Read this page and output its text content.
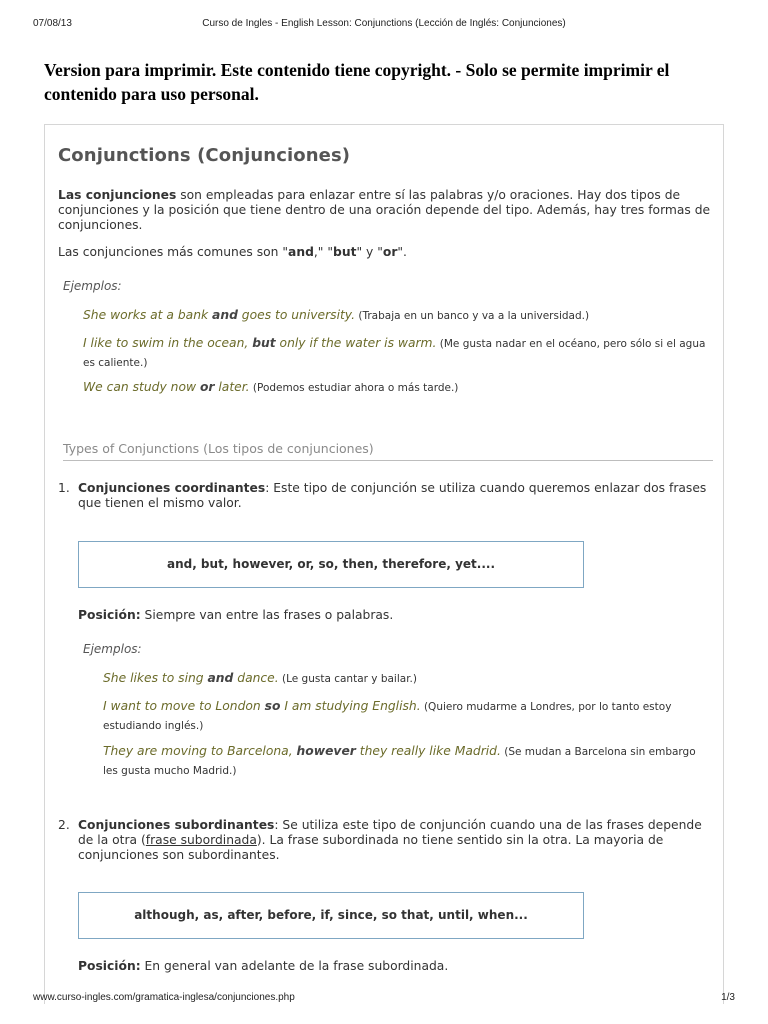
07/08/13	Curso de Ingles - English Lesson: Conjunctions (Lección de Inglés: Conjunciones)
Version para imprimir. Este contenido tiene copyright. - Solo se permite imprimir el contenido para uso personal.
Conjunctions (Conjunciones)
Las conjunciones son empleadas para enlazar entre sí las palabras y/o oraciones. Hay dos tipos de conjunciones y la posición que tiene dentro de una oración depende del tipo. Además, hay tres formas de conjunciones.
Las conjunciones más comunes son "and," "but" y "or".
Ejemplos:
She works at a bank and goes to university. (Trabaja en un banco y va a la universidad.)
I like to swim in the ocean, but only if the water is warm. (Me gusta nadar en el océano, pero sólo si el agua es caliente.)
We can study now or later. (Podemos estudiar ahora o más tarde.)
Types of Conjunctions (Los tipos de conjunciones)
1. Conjunciones coordinantes: Este tipo de conjunción se utiliza cuando queremos enlazar dos frases que tienen el mismo valor.
and, but, however, or, so, then, therefore, yet....
Posición: Siempre van entre las frases o palabras.
Ejemplos:
She likes to sing and dance. (Le gusta cantar y bailar.)
I want to move to London so I am studying English. (Quiero mudarme a Londres, por lo tanto estoy estudiando inglés.)
They are moving to Barcelona, however they really like Madrid. (Se mudan a Barcelona sin embargo les gusta mucho Madrid.)
2. Conjunciones subordinantes: Se utiliza este tipo de conjunción cuando una de las frases depende de la otra (frase subordinada). La frase subordinada no tiene sentido sin la otra. La mayoria de conjunciones son subordinantes.
although, as, after, before, if, since, so that, until, when...
Posición: En general van adelante de la frase subordinada.
www.curso-ingles.com/gramatica-inglesa/conjunciones.php	1/3
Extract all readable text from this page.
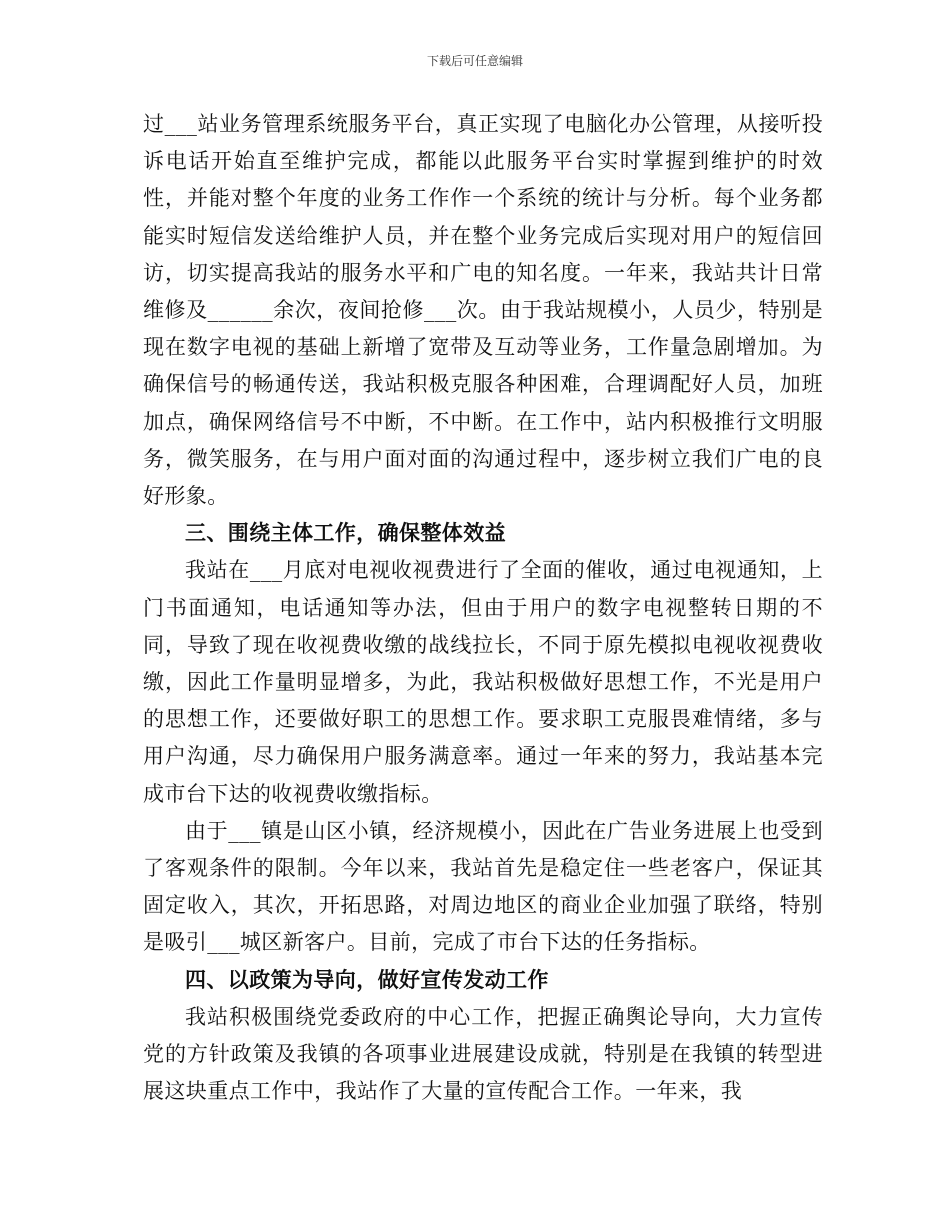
下载后可任意编辑

过___站业务管理系统服务平台，真正实现了电脑化办公管理，从接听投诉电话开始直至维护完成，都能以此服务平台实时掌握到维护的时效性，并能对整个年度的业务工作作一个系统的统计与分析。每个业务都能实时短信发送给维护人员，并在整个业务完成后实现对用户的短信回访，切实提高我站的服务水平和广电的知名度。一年来，我站共计日常维修及______余次，夜间抢修___次。由于我站规模小，人员少，特别是现在数字电视的基础上新增了宽带及互动等业务，工作量急剧增加。为确保信号的畅通传送，我站积极克服各种困难，合理调配好人员，加班加点，确保网络信号不中断，不中断。在工作中，站内积极推行文明服务，微笑服务，在与用户面对面的沟通过程中，逐步树立我们广电的良好形象。

三、围绕主体工作，确保整体效益

我站在___月底对电视收视费进行了全面的催收，通过电视通知，上门书面通知，电话通知等办法，但由于用户的数字电视整转日期的不同，导致了现在收视费收缴的战线拉长，不同于原先模拟电视收视费收缴，因此工作量明显增多，为此，我站积极做好思想工作，不光是用户的思想工作，还要做好职工的思想工作。要求职工克服畏难情绪，多与用户沟通，尽力确保用户服务满意率。通过一年来的努力，我站基本完成市台下达的收视费收缴指标。

由于___镇是山区小镇，经济规模小，因此在广告业务进展上也受到了客观条件的限制。今年以来，我站首先是稳定住一些老客户，保证其固定收入，其次，开拓思路，对周边地区的商业企业加强了联络，特别是吸引___城区新客户。目前，完成了市台下达的任务指标。

四、以政策为导向，做好宣传发动工作

我站积极围绕党委政府的中心工作，把握正确舆论导向，大力宣传党的方针政策及我镇的各项事业进展建设成就，特别是在我镇的转型进展这块重点工作中，我站作了大量的宣传配合工作。一年来，我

**PROBLEM REQUIREMENTS**
Repeat the data exactly, without the pictures.

**RESULT BELOW**
Read this page and output its text content.
07/08/13	Curso de Ingles - English Lesson: Conjunctions (Lección de Inglés: Conjunciones)
Version para imprimir. Este contenido tiene copyright. - Solo se permite imprimir el contenido para uso personal.
Conjunctions (Conjunciones)
Las conjunciones son empleadas para enlazar entre sí las palabras y/o oraciones. Hay dos tipos de conjunciones y la posición que tiene dentro de una oración depende del tipo. Además, hay tres formas de conjunciones.
Las conjunciones más comunes son "and," "but" y "or".
Ejemplos:
She works at a bank and goes to university. (Trabaja en un banco y va a la universidad.)
I like to swim in the ocean, but only if the water is warm. (Me gusta nadar en el océano, pero sólo si el agua es caliente.)
We can study now or later. (Podemos estudiar ahora o más tarde.)
Types of Conjunctions (Los tipos de conjunciones)
1. Conjunciones coordinantes: Este tipo de conjunción se utiliza cuando queremos enlazar dos frases que tienen el mismo valor.
and, but, however, or, so, then, therefore, yet....
Posición: Siempre van entre las frases o palabras.
Ejemplos:
She likes to sing and dance. (Le gusta cantar y bailar.)
I want to move to London so I am studying English. (Quiero mudarme a Londres, por lo tanto estoy estudiando inglés.)
They are moving to Barcelona, however they really like Madrid. (Se mudan a Barcelona sin embargo les gusta mucho Madrid.)
2. Conjunciones subordinantes: Se utiliza este tipo de conjunción cuando una de las frases depende de la otra (frase subordinada). La frase subordinada no tiene sentido sin la otra. La mayoria de conjunciones son subordinantes.
although, as, after, before, if, since, so that, until, when...
Posición: En general van adelante de la frase subordinada.
www.curso-ingles.com/gramatica-inglesa/conjunciones.php	1/3
Extract all readable text from this page.
下载后可任意编辑

过___站业务管理系统服务平台，真正实现了电脑化办公管理，从接听投诉电话开始直至维护完成，都能以此服务平台实时掌握到维护的时效性，并能对整个年度的业务工作作一个系统的统计与分析。每个业务都能实时短信发送给维护人员，并在整个业务完成后实现对用户的短信回访，切实提高我站的服务水平和广电的知名度。一年来，我站共计日常维修及______余次，夜间抢修___次。由于我站规模小，人员少，特别是现在数字电视的基础上新增了宽带及互动等业务，工作量急剧增加。为确保信号的畅通传送，我站积极克服各种困难，合理调配好人员，加班加点，确保网络信号不中断，不中断。在工作中，站内积极推行文明服务，微笑服务，在与用户面对面的沟通过程中，逐步树立我们广电的良好形象。

三、围绕主体工作，确保整体效益

我站在___月底对电视收视费进行了全面的催收，通过电视通知，上门书面通知，电话通知等办法，但由于用户的数字电视整转日期的不同，导致了现在收视费收缴的战线拉长，不同于原先模拟电视收视费收缴，因此工作量明显增多，为此，我站积极做好思想工作，不光是用户的思想工作，还要做好职工的思想工作。要求职工克服畏难情绪，多与用户沟通，尽力确保用户服务满意率。通过一年来的努力，我站基本完成市台下达的收视费收缴指标。

由于___镇是山区小镇，经济规模小，因此在广告业务进展上也受到了客观条件的限制。今年以来，我站首先是稳定住一些老客户，保证其固定收入，其次，开拓思路，对周边地区的商业企业加强了联络，特别是吸引___城区新客户。目前，完成了市台下达的任务指标。

四、以政策为导向，做好宣传发动工作

我站积极围绕党委政府的中心工作，把握正确舆论导向，大力宣传党的方针政策及我镇的各项事业进展建设成就，特别是在我镇的转型进展这块重点工作中，我站作了大量的宣传配合工作。一年来，我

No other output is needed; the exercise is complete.